___ TEXT TO READ ___

Originally Posted by Richard Kollmann

Bowdrie, you are correct in that these small electronic refrigeration modules have demonstrated in some cases poor reliability. Danfoss has changed module designs several times modules fail on a number of refrigeration units. I have tested large numbers of these modules at no charge over the last twenty years and conclude the module that fail are on systems overloaded beyond their original design limits. There is one exception other than poor application and that is lightning strike direct or nearby.
Companies that sell icebox conversion refrigeration units incorrectly advise customers as to how large a box their system will operate as a refrigerator or a freezer. What about advise as to amount of insulation the box needs. One manufacturer’s catalog in small print calls for three times more insulation if it is intended to be a freezer. One manufacturer on this forum stated his unit with a Bd50 compressor can handle a 20 cubic foot box. My 12/24 volt Book is no longer available but the Slide Show ,what works and what does not, my web site is a twenty year old, generic view of selecting refrigeration hardware. If one is concerned about module failures take action on reducing compressor temperature. If you can not keep the palm of your hand on dome top of the compressor the control module may be at risk.

___ EXTRACTED DATA ___

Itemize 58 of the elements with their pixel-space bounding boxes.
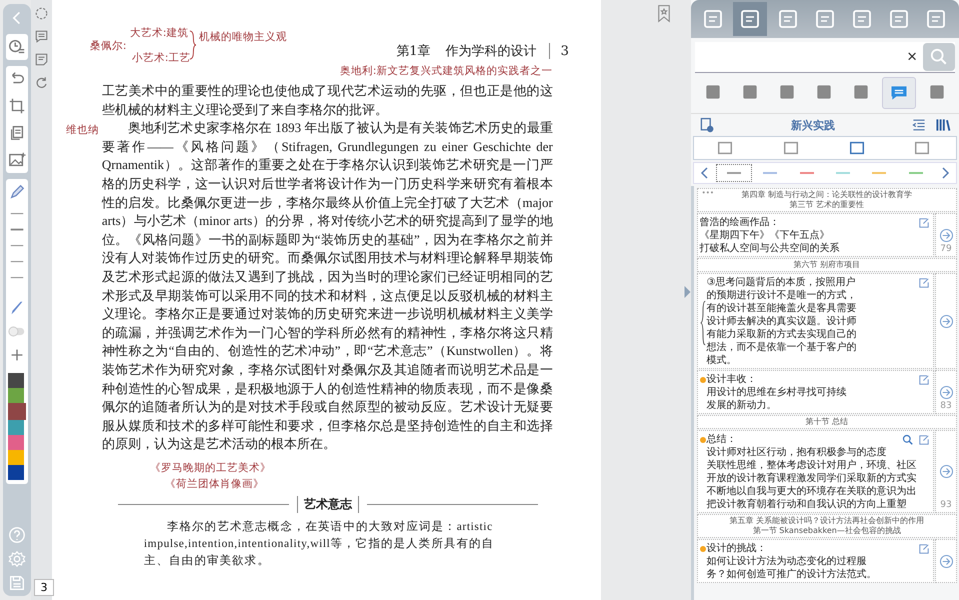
section-title: 第十节 总结	[806, 417, 848, 427]
page-number: 93	[940, 500, 952, 510]
note-line: 打破私人空间与公共空间的关系	[700, 242, 840, 255]
note-line: 想法，而不是依靠一个基于客户的	[706, 341, 857, 354]
note-line: 如何让设计方法为动态变化的过程服	[706, 555, 867, 568]
note-line: 关联性思维，整体考虑设计对用户，环境、社区	[706, 459, 917, 472]
page-number: 3	[560, 44, 569, 58]
note-line: 设计的挑战：	[706, 542, 767, 555]
note-line: 有能力采取新的方式去实现自己的	[706, 328, 857, 341]
handwritten-note: 《荷兰团体肖像画》	[164, 476, 264, 492]
handwritten-note: 小艺术:工艺	[132, 51, 190, 65]
handwritten-note: 奥地利:新文艺复兴式建筑风格的实践者之一	[340, 64, 552, 78]
clear-button[interactable]: ×	[901, 47, 924, 67]
handwritten-note: 大艺术:建筑	[130, 26, 188, 40]
box-title: 艺术意志	[296, 496, 359, 513]
note-line: 用设计的思维在乡村寻找可持续	[706, 386, 847, 399]
note-line: 务？如何创造可推广的设计方法范式。	[706, 568, 877, 581]
note-line: 模式。	[706, 354, 737, 367]
section-title: 第一节 Skansebakken—社会包容的挑战	[752, 526, 901, 536]
section-title: 第四章 制造与行动之间：论关联性的设计教育学	[742, 190, 912, 200]
note-card[interactable]: 设计丰收： 用设计的思维在乡村寻找可持续 发展的新动力。	[696, 370, 934, 414]
section-title: 第五章 关系能被设计吗？设计方法再社会创新中的作用	[730, 516, 924, 526]
note-card[interactable]: 曾浩的绘画作品： 《星期四下午》《下午五点》 打破私人空间与公共空间的关系	[696, 213, 934, 257]
body-paragraph: 工艺美术中的重要性的理论也使他成了现代艺术运动的先驱，但也正是他的这些机械的材料主义理论受到了来自李格尔的批评。	[102, 82, 553, 119]
section-title: 第六节 别府市项目	[794, 260, 860, 270]
section-heading[interactable]: 第五章 关系能被设计吗？设计方法再社会创新中的作用 第一节 Skansebakken—社会包容的挑战	[696, 514, 958, 538]
note-card[interactable]: ③思考问题背后的本质，按照用户 的预期进行设计不是唯一的方式， 有的设计甚至能掩盖火是客具需要 设计师去解决的真实议题。设计师 有能力采取新的方式去实现自己的 想法，而不是依靠一个基于客户的 模式。	[696, 273, 934, 369]
handwritten-note: 维也纳	[66, 123, 99, 137]
section-heading[interactable]: 第十节 总结	[696, 415, 958, 429]
section-title: 第三节 艺术的重要性	[790, 200, 864, 210]
handwritten-note: 机械的唯物主义观	[198, 30, 287, 44]
note-card[interactable]: 设计的挑战： 如何让设计方法为动态变化的过程服 务？如何创造可推广的设计方法范式。	[696, 539, 934, 583]
box-paragraph: 李格尔的艺术意志概念，在英语中的大致对应词是：artistic impulse,intention,intentionality,will等，它指的是人类所具有的自主、自由的审美欲求。	[144, 520, 496, 569]
note-line: 有的设计甚至能掩盖火是客具需要	[706, 302, 857, 315]
note-line: 把设计教育朝着行动和自我认识的方向上重塑	[706, 498, 907, 511]
handwritten-note: 《罗马晚期的工艺美术》	[150, 460, 271, 476]
page-number: 79	[940, 244, 952, 254]
note-line: 总结：	[706, 433, 737, 446]
body-paragraph: 奥地利艺术史家李格尔在 1893 年出版了被认为是有关装饰艺术历史的最重要著作——《风格问题》（Stifragen, Grundlegungen zu einer Geschichte der Qrnamentik）。这部著作的重要之处在于李格尔认识到装饰艺术研究是一门严格的历史科学，这一认识对后世学者将设计作为一门历史科学来研究有着根本性的启发。比桑佩尔更进一步，李格尔最终从价值上完全打破了大艺术（major arts）与小艺术（minor arts）的分界，将对传统小艺术的研究提高到了显学的地位。《风格问题》一书的副标题即为“装饰历史的基础”，因为在李格尔之前并没有人对装饰作过历史的研究。而桑佩尔试图用技术与材料理论解释早期装饰及艺术形式起源的做法又遇到了挑战，因为当时的理论家们已经证明相同的艺术形式及早期装饰可以采用不同的技术和材料，这点便足以反驳机械的材料主义理论。李格尔正是要通过对装饰的历史研究来进一步说明机械材料主义美学的疏漏，并强调艺术作为一门心智的学科所必然有的精神性，李格尔将这只精神性称之为“自由的、创造性的艺术冲动”，即“艺术意志”（Kunstwollen）。将装饰艺术作为研究对象，李格尔试图针对桑佩尔及其追随者而说明艺术品是一种创造性的心智成果，是积极地源于人的创造性精神的物质表现，而不是像桑佩尔的追随者所认为的是对技术手段或自然原型的被动反应。艺术设计无疑要服从媒质和技术的多样可能性和要求，但李格尔总是坚持创造性的自主和选择的原则，认为这是艺术活动的根本所在。	[102, 119, 553, 454]
page-number-box: 3	[34, 579, 54, 596]
handwritten-note: 桑佩尔:	[90, 39, 126, 53]
note-line: 发展的新动力。	[706, 399, 777, 412]
note-line: 曾浩的绘画作品：	[700, 216, 780, 229]
note-line: ③思考问题背后的本质，按照用户	[706, 276, 856, 289]
note-line: 不断地以自我与更大的环境存在关联的意识为出	[706, 485, 917, 498]
page-number: 83	[940, 401, 952, 411]
chapter-title: 作为学科的设计	[446, 43, 537, 60]
note-line: 设计丰收：	[706, 373, 757, 386]
search-field[interactable]: ×	[694, 42, 956, 73]
notebook-title: 新兴实践	[790, 118, 836, 132]
note-line: 设计师对社区行动，抱有积极参与的态度	[706, 446, 887, 459]
note-line: 的预期进行设计不是唯一的方式，	[706, 289, 857, 302]
note-line: 设计师去解决的真实议题。设计师	[706, 315, 857, 328]
section-heading[interactable]: 第六节 别府市项目	[696, 258, 958, 272]
note-line: 开放的设计教育课程激发同学们采取新的方式实	[706, 472, 917, 485]
note-line: 《星期四下午》《下午五点》	[700, 229, 830, 242]
chapter-label: 第1章	[396, 43, 431, 60]
note-card[interactable]: 总结： 设计师对社区行动，抱有积极参与的态度 关联性思维，整体考虑设计对用户，环境、社区 开放的设计教育课程激发同学们采取新的方式实 不断地以自我与更大的环境存在关联的意识为出 把设计教育朝着行动和自我认识的方向上重塑	[696, 430, 934, 513]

___

- [GOAL 1] Quote the entire forum post on refrigeration module failures, word for word.
- [GOAL 2] Print the lines of the listing from the line with "417, 848, 427]" to the line with "542, 767, 555]", including both of those lines.
The listing has no connection to the forum post about refrigeration modules.

- [COMPLETE RESPONSE 1]
Originally Posted by Richard Kollmann

Bowdrie, you are correct in that these small electronic refrigeration modules have demonstrated in some cases poor reliability. Danfoss has changed module designs several times modules fail on a number of refrigeration units. I have tested large numbers of these modules at no charge over the last twenty years and conclude the module that fail are on systems overloaded beyond their original design limits. There is one exception other than poor application and that is lightning strike direct or nearby.
Companies that sell icebox conversion refrigeration units incorrectly advise customers as to how large a box their system will operate as a refrigerator or a freezer. What about advise as to amount of insulation the box needs. One manufacturer’s catalog in small print calls for three times more insulation if it is intended to be a freezer. One manufacturer on this forum stated his unit with a Bd50 compressor can handle a 20 cubic foot box. My 12/24 volt Book is no longer available but the Slide Show ,what works and what does not, my web site is a twenty year old, generic view of selecting refrigeration hardware. If one is concerned about module failures take action on reducing compressor temperature. If you can not keep the palm of your hand on dome top of the compressor the control module may be at risk.

- [COMPLETE RESPONSE 2]
section-title: 第十节 总结	[806, 417, 848, 427]
page-number: 93	[940, 500, 952, 510]
note-line: 打破私人空间与公共空间的关系	[700, 242, 840, 255]
note-line: 想法，而不是依靠一个基于客户的	[706, 341, 857, 354]
note-line: 如何让设计方法为动态变化的过程服	[706, 555, 867, 568]
note-line: 关联性思维，整体考虑设计对用户，环境、社区	[706, 459, 917, 472]
page-number: 3	[560, 44, 569, 58]
note-line: 设计的挑战：	[706, 542, 767, 555]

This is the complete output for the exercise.